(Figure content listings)
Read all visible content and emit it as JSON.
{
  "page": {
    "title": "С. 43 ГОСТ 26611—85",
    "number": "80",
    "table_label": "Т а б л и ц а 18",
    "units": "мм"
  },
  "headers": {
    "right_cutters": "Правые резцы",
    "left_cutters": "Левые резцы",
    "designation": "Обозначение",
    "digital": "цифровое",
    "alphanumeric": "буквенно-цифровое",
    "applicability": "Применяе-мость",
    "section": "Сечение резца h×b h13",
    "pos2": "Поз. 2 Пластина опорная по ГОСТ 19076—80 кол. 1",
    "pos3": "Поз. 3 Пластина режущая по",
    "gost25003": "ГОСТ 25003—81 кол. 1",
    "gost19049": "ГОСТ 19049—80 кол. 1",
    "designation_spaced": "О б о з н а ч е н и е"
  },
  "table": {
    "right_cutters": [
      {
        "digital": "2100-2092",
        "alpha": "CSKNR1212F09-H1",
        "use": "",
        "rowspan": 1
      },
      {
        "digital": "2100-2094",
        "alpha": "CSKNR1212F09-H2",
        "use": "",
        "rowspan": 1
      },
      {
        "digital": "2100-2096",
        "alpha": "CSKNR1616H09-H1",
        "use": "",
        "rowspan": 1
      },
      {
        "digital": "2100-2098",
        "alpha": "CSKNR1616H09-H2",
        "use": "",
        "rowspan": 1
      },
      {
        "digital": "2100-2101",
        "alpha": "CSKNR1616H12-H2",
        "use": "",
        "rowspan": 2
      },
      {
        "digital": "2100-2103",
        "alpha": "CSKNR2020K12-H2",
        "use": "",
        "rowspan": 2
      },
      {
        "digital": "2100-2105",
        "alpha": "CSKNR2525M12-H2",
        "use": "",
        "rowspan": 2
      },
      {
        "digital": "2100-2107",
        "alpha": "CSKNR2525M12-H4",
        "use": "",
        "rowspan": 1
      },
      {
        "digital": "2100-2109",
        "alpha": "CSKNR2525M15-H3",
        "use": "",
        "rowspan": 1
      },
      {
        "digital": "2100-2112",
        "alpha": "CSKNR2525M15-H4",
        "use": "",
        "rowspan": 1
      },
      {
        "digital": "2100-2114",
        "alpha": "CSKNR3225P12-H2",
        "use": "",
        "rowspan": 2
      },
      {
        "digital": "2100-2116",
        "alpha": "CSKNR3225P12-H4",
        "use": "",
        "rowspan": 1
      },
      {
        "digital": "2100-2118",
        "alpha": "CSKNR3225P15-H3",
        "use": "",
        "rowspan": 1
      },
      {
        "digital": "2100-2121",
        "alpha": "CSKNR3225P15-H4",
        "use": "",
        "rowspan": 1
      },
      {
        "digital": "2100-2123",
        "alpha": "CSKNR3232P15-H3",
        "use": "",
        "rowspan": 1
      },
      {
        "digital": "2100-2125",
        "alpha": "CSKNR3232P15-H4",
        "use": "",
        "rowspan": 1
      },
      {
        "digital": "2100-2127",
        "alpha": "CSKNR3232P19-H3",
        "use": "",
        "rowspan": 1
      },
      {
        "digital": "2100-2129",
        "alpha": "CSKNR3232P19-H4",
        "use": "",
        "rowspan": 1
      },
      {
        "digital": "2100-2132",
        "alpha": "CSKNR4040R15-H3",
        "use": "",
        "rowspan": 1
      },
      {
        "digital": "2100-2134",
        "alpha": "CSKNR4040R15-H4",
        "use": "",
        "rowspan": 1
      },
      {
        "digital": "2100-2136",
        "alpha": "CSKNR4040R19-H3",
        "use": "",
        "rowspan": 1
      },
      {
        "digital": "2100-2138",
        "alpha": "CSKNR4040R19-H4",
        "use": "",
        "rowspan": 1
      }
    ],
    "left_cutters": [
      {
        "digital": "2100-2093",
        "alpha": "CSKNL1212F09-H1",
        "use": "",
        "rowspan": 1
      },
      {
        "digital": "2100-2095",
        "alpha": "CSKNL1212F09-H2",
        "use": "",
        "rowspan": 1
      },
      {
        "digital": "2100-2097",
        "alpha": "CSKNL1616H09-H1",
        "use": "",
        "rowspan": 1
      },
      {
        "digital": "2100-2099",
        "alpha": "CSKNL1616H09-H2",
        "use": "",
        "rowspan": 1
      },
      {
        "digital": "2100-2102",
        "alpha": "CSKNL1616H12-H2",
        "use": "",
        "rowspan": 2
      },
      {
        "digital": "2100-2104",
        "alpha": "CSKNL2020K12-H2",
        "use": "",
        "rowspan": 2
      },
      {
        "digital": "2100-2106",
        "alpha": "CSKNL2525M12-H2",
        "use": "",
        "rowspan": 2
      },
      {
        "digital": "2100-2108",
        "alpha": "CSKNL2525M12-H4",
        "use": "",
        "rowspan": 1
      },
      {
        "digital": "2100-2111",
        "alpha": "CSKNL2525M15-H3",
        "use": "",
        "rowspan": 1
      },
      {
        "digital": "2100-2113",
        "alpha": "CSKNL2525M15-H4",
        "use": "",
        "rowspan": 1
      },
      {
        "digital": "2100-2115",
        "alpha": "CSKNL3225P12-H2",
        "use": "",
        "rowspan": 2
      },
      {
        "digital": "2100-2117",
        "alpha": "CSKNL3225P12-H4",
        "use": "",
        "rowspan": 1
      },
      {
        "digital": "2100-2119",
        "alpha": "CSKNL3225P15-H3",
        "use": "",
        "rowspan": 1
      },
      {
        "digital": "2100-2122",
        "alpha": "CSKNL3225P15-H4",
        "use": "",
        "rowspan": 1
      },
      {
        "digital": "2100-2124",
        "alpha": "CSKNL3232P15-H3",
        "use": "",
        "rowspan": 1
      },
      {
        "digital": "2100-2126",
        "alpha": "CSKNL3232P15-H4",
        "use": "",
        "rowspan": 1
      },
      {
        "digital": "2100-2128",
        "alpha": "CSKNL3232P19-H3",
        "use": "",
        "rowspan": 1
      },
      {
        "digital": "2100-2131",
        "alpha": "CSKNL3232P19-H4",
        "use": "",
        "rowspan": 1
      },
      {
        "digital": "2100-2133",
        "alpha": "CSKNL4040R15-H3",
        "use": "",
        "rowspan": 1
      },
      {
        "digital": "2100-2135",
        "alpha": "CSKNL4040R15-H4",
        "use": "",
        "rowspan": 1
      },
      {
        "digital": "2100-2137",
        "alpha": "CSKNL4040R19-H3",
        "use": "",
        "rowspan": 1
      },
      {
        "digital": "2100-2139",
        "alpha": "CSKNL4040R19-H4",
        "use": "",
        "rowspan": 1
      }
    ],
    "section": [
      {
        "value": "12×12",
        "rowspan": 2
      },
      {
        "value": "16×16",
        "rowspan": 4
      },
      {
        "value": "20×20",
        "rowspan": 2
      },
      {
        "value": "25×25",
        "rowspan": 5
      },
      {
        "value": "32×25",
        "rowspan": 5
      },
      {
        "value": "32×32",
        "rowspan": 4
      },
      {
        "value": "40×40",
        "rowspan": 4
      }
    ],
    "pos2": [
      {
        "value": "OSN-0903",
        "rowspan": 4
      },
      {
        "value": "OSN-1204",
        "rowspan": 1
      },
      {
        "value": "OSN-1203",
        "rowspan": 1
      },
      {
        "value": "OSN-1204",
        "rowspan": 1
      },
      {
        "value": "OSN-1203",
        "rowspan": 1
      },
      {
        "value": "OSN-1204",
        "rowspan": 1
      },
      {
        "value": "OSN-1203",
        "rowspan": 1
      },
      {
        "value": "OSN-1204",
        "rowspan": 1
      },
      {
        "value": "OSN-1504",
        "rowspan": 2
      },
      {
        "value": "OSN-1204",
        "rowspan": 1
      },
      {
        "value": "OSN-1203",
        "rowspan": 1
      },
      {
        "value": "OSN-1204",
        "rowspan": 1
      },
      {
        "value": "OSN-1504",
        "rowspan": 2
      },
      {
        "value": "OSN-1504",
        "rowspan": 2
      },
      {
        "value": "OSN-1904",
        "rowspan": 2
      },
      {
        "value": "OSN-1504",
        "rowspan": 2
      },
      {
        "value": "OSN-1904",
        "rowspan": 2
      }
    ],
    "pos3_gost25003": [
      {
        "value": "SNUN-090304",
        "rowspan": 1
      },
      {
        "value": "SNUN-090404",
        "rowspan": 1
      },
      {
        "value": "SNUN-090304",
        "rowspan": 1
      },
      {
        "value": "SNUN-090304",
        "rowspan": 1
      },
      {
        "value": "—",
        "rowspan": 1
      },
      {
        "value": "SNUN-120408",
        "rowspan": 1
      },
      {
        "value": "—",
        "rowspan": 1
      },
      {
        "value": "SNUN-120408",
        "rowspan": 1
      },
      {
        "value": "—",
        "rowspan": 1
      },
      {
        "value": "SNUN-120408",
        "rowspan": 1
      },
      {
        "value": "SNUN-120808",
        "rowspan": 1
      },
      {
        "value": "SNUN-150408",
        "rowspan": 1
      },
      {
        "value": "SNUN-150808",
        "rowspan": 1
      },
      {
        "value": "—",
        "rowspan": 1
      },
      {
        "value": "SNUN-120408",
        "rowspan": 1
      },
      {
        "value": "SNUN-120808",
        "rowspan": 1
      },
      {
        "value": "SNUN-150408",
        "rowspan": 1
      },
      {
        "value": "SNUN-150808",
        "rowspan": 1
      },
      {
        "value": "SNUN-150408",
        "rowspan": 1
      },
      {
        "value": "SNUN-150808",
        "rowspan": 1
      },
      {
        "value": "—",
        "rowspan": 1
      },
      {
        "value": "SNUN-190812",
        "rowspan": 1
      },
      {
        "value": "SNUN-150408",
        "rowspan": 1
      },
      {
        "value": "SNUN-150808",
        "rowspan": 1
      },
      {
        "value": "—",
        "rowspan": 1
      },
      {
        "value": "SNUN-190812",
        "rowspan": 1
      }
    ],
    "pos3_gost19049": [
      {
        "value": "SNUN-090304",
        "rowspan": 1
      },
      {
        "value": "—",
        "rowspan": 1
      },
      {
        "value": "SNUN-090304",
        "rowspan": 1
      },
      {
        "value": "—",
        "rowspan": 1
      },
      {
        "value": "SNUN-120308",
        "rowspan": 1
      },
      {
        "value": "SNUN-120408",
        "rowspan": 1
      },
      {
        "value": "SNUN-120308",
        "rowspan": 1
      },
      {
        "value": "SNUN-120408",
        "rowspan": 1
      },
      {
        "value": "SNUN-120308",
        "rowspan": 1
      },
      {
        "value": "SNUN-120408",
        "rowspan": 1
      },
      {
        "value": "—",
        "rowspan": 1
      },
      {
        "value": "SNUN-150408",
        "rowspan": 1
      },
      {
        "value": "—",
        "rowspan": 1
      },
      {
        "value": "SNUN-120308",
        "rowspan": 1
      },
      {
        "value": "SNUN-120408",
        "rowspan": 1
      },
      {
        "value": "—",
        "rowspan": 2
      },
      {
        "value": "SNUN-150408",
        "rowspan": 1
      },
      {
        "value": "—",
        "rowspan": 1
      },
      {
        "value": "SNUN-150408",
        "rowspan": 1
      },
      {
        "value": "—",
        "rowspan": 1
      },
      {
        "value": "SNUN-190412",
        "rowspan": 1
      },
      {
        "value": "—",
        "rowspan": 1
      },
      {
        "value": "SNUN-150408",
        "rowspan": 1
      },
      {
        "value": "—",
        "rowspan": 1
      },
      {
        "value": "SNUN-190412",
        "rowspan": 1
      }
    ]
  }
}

# What is asked
Locate the word "цифровое" in the records and collect each line it appears in.

# Task result
    "digital": "цифровое",
    "alphanumeric": "буквенно-цифровое",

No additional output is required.